▶ [課題 a]
一覧から「this」という語を含む行をすべて探し、書き写してください。

▶ [引用文]
>>>>
前々回のエントリ(TokyoとかLondonとかNew Yorkとかの固有名詞には定冠詞のtheはつけないよ、という内容)が、予想外にもたくさんブクマされたことで派生したフォローアップ記事、昨日アップした分が流れで「前半」ということになってしまったが、今回はその後半を。
昨日アップした分では、たとえアメリカ人(俗にいう「ネーティブ」「ネイティブ」)から「theなんて細かいことは気にしてないよ」と言われても、外国語として英語を学ぶ立場ではそれを真に受けてはまずい、ということを説明した(つもり)。
いや、外国語として英語を学ぶのであっても、母語が冠詞というものが存在する言語であれば(フランス語をはじめ、欧州の言語は軒並みそうである)、「細かいことは気にしてない」と言うアメリカ人のようにゆるく構えていてもよいのかもしれないが、日本語には冠詞というものすらない。だから日本語母語話者にとって冠詞は把握しづらいし、難しいので、できればないことにしたい。
そんな難しい冠詞だが、英語らしさがぎゅっとつまっている部分でもあり、ないことにはできないものだ。
私は大学で第二外国語としてフランス語を選択していたのだが、そのときに、フランス語はとにかく何にでも冠詞をつけるという厳密さに接して、見えている(認識される)世界が違うと実感した*1。今でも忘れられないが、「船乗りたちの目の前で、海が渦を巻き、盛り上がった水に船が飲まれそうになった」とかいう描写で、「水」にまで冠詞がつくのがフランス語である。英語ではそういうときは原則無冠詞だ*2。高校でフランス語をやっていた学友は、英語のその、冠詞がつくのかつかないのかが一定しないところがとてもやりづらいと言っていた。
こんな話をしていたらまた今回も書き終わらないので、先に進もう。
前々回のエントリのブコメでは、大きく分けて、昨日アップした分で触れた「アメリカ人は冠詞は気にしていない」的な伝聞情報や、推薦図書の話題のほかに、次のようなトピックでがやがやと雑談になっていた。
<<<<
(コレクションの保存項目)
>>>>
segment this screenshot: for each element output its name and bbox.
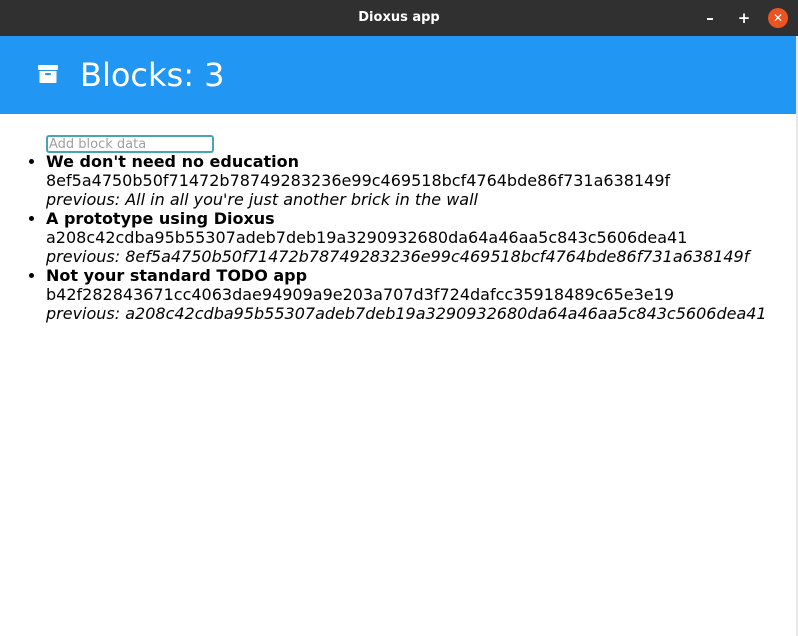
page-title: Blocks: 3 (80, 56, 225, 94)
maximize-button[interactable]: + (734, 8, 754, 28)
block-previous: previous: All in all you're just another… (46, 190, 478, 209)
block-data: A prototype using Dioxus (46, 209, 275, 228)
block-data: Not your standard TODO app (46, 266, 308, 285)
window-titlebar[interactable]: Dioxus app – + ✕ (0, 0, 798, 36)
block-previous: previous: 8ef5a4750b50f71472b78749283236… (46, 247, 750, 266)
minimize-button[interactable]: – (700, 8, 720, 28)
window-title: Dioxus app (358, 10, 440, 25)
app-header: Blocks: 3 (0, 36, 796, 114)
archive-icon (38, 65, 58, 83)
block-item: Not your standard TODO app b42f282843671… (46, 266, 776, 323)
block-item: We don't need no education 8ef5a4750b50f… (46, 152, 776, 209)
block-hash: b42f282843671cc4063dae94909a9e203a707d3f… (46, 285, 675, 304)
block-list: We don't need no education 8ef5a4750b50f… (0, 152, 776, 323)
block-hash: a208c42cdba95b55307adeb7deb19a3290932680… (46, 228, 688, 247)
block-item: A prototype using Dioxus a208c42cdba95b5… (46, 209, 776, 266)
block-hash: 8ef5a4750b50f71472b78749283236e99c469518… (46, 171, 671, 190)
block-previous: previous: a208c42cdba95b55307adeb7deb19a… (46, 304, 767, 323)
block-data-input[interactable] (46, 135, 214, 153)
block-data: We don't need no education (46, 152, 300, 171)
close-button[interactable]: ✕ (768, 8, 788, 28)
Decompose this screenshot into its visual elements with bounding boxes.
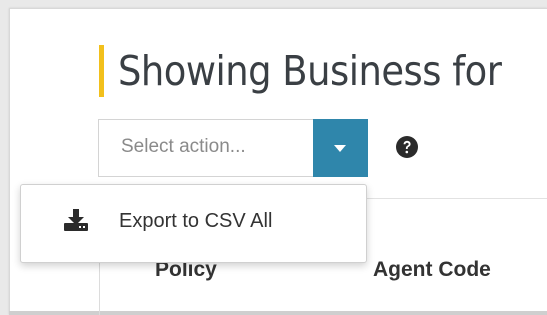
column-header-agent-code[interactable]: Agent Code [373, 258, 491, 282]
action-select[interactable]: Select action... [98, 119, 313, 177]
action-select-placeholder: Select action... [121, 136, 246, 157]
download-icon [63, 208, 89, 232]
caret-down-icon [334, 145, 346, 152]
question-circle-icon[interactable] [395, 135, 419, 159]
menu-item-label: Export to CSV All [119, 210, 273, 232]
action-select-toggle-button[interactable] [313, 119, 368, 177]
menu-item-export-csv-all[interactable]: Export to CSV All [21, 185, 366, 262]
page-title: Showing Business for [118, 47, 502, 95]
action-dropdown-menu: Export to CSV All [20, 184, 367, 263]
title-accent-bar [99, 45, 104, 97]
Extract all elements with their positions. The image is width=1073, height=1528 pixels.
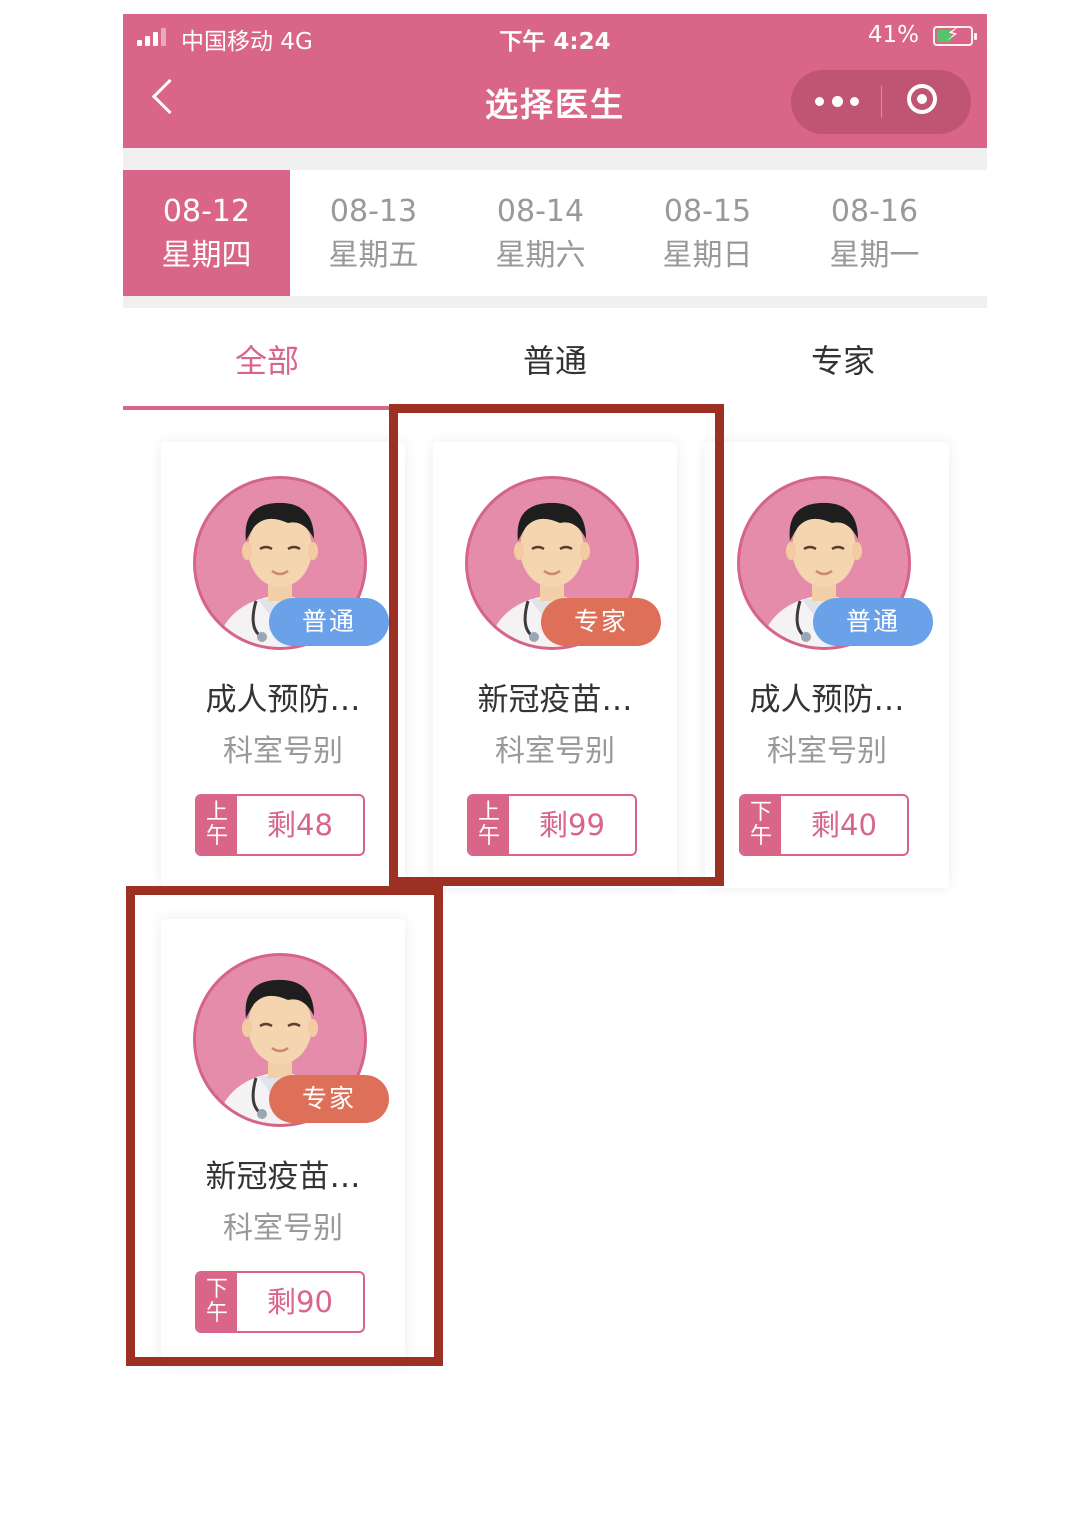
- date-label: 08-12: [162, 194, 251, 229]
- highlight-box: [126, 886, 443, 1366]
- highlight-box: [389, 404, 724, 886]
- slot-button[interactable]: 上午 剩48: [195, 794, 365, 856]
- close-miniprogram-icon[interactable]: [907, 84, 937, 114]
- tab-all[interactable]: 全部: [123, 308, 411, 410]
- weekday-label: 星期六: [495, 238, 586, 273]
- date-label: 08-16: [830, 194, 919, 229]
- weekday-label: 星期一: [829, 238, 920, 273]
- date-tab[interactable]: 08-13 星期五: [290, 170, 457, 296]
- doctor-card[interactable]: 普通 成人预防… 科室号别 下午 剩40: [705, 442, 949, 888]
- date-tab[interactable]: 08-15 星期日: [624, 170, 791, 296]
- capsule-menu: [791, 70, 971, 134]
- date-label: 08-14: [496, 194, 585, 229]
- doctor-level-badge: 普通: [813, 598, 933, 646]
- doctor-dept: 科室号别: [223, 734, 343, 769]
- doctor-card[interactable]: 普通 成人预防… 科室号别 上午 剩48: [161, 442, 405, 888]
- remaining-count: 剩40: [811, 808, 877, 842]
- slot-button[interactable]: 下午 剩40: [739, 794, 909, 856]
- tab-expert[interactable]: 专家: [699, 308, 987, 410]
- date-tab[interactable]: 08-16 星期一: [791, 170, 958, 296]
- header: 中国移动 4G 下午 4:24 41% ⚡ 选择医生: [123, 14, 987, 148]
- doctor-name: 成人预防…: [749, 682, 905, 718]
- date-selector: 08-12 星期四 08-13 星期五 08-14 星期六 08-15 星期日 …: [123, 170, 987, 296]
- more-icon[interactable]: [815, 96, 859, 107]
- weekday-label: 星期日: [662, 238, 753, 273]
- mini-program-screen: 中国移动 4G 下午 4:24 41% ⚡ 选择医生 08-12 星期四 08-…: [123, 14, 987, 1394]
- period-label: 下午: [741, 796, 781, 854]
- tab-normal[interactable]: 普通: [411, 308, 699, 410]
- date-label: 08-15: [663, 194, 752, 229]
- weekday-label: 星期五: [328, 238, 419, 273]
- status-time: 下午 4:24: [499, 29, 611, 55]
- battery-percent: 41%: [867, 22, 919, 48]
- status-bar: 中国移动 4G 下午 4:24 41% ⚡: [123, 14, 987, 60]
- weekday-label: 星期四: [161, 238, 252, 273]
- doctor-name: 成人预防…: [205, 682, 361, 718]
- doctor-dept: 科室号别: [767, 734, 887, 769]
- remaining-count: 剩48: [267, 808, 333, 842]
- period-label: 上午: [197, 796, 237, 854]
- doctor-type-tabs: 全部 普通 专家: [123, 308, 987, 410]
- date-label: 08-13: [329, 194, 418, 229]
- date-tab[interactable]: 08-12 星期四: [123, 170, 290, 296]
- doctor-level-badge: 普通: [269, 598, 389, 646]
- battery-icon: ⚡: [933, 24, 977, 46]
- date-tab[interactable]: 08-14 星期六: [457, 170, 624, 296]
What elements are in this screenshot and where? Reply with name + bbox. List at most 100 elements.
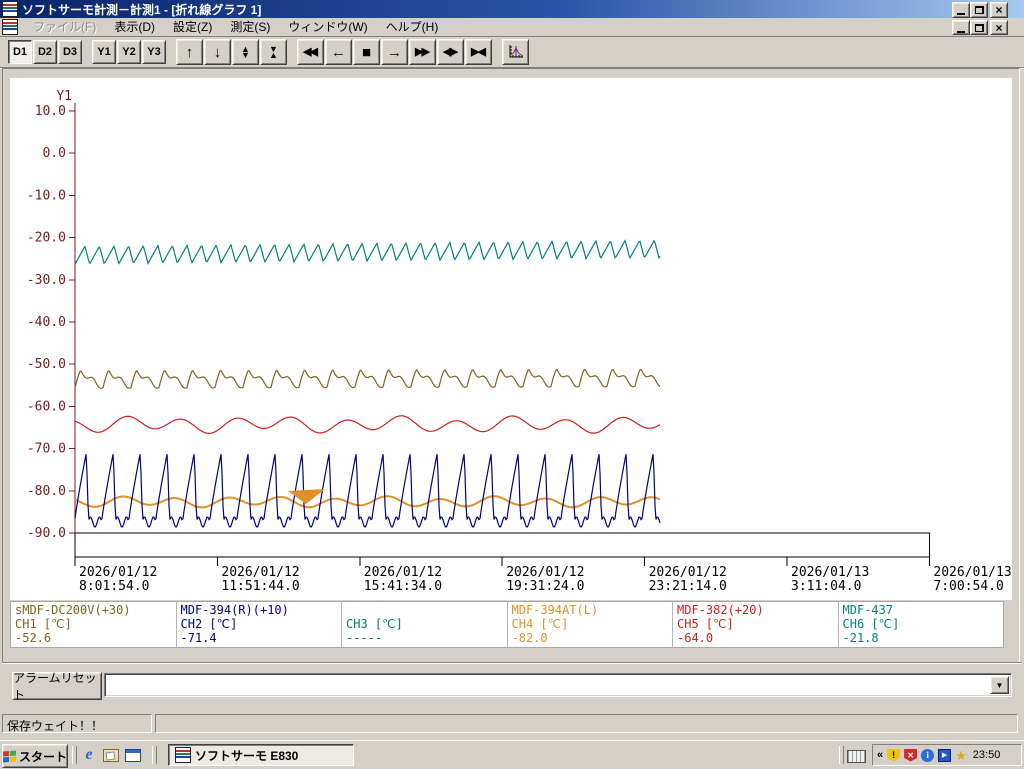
<<<<
▶ [課題 b]
冠詞についての文章をもとに、次の問いに答えてください。
(i) 筆者が大学で第二外国語として選んだ言語は何か。
(ii) 船乗りたちの目の前で船が飲まれそうになる描写で、フランス語では何にまで冠詞がつくとされているか。
(iii) 前々回のエントリはどういう内容だったか。

▶ [出力全体 a]
segment this screenshot: for each element output its name and bbox.
Decompose this screenshot into its visual elements with bounding boxes.
What elements are in this screenshot and where? Reply with name + bbox. List at most 100 elements.

▶ [出力全体 b]
(i) フランス語
(ii) 「水」
(iii) TokyoやLondon、New Yorkなどの固有名詞には定冠詞のtheをつけない、という内容